• [TASK]:
Below are some records. Pull every line that contains the word "detail".

[Items listed in a dataset]
-=-=-=-=-

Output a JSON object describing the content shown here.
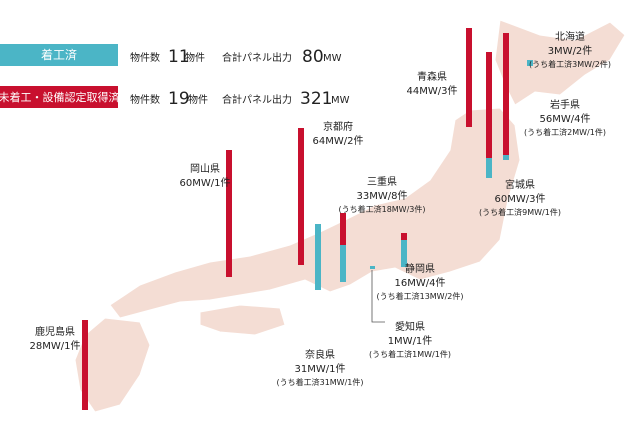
{
  "legend": [
    {
      "label": "着工済",
      "count_label": "物件数",
      "count": 11,
      "count_unit": "物件",
      "power_label": "合計パネル出力",
      "power": 80,
      "power_unit": "MW"
    },
    {
      "label": "未着工・設備認定取得済",
      "count_label": "物件数",
      "count": 19,
      "count_unit": "物件",
      "power_label": "合計パネル出力",
      "power": 321,
      "power_unit": "MW"
    }
  ],
  "regions": [
    {
      "name": "北海道",
      "detail": "3MW/2件",
      "note": "(うち着工済3MW/2件)"
    },
    {
      "name": "青森県",
      "detail": "44MW/3件"
    },
    {
      "name": "岩手県",
      "detail": "56MW/4件",
      "note": "(うち着工済2MW/1件)"
    },
    {
      "name": "宮城県",
      "detail": "60MW/3件",
      "note": "(うち着工済9MW/1件)"
    },
    {
      "name": "京都府",
      "detail": "64MW/2件"
    },
    {
      "name": "岡山県",
      "detail": "60MW/1件"
    },
    {
      "name": "三重県",
      "detail": "33MW/8件",
      "note": "(うち着工済18MW/3件)"
    },
    {
      "name": "奈良県",
      "detail": "31MW/1件",
      "note": "(うち着工済31MW/1件)"
    },
    {
      "name": "静岡県",
      "detail": "16MW/4件",
      "note": "(うち着工済13MW/2件)"
    },
    {
      "name": "愛知県",
      "detail": "1MW/1件",
      "note": "(うち着工済1MW/1件)"
    },
    {
      "name": "鹿児島県",
      "detail": "28MW/1件"
    }
  ]
}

-=-=-=-=-

• [WRITTEN SOLUTION]:
      "detail": "3MW/2件",
      "detail": "44MW/3件"
      "detail": "56MW/4件",
      "detail": "60MW/3件",
      "detail": "64MW/2件"
      "detail": "60MW/1件"
      "detail": "33MW/8件",
      "detail": "31MW/1件",
      "detail": "16MW/4件",
      "detail": "1MW/1件",
      "detail": "28MW/1件"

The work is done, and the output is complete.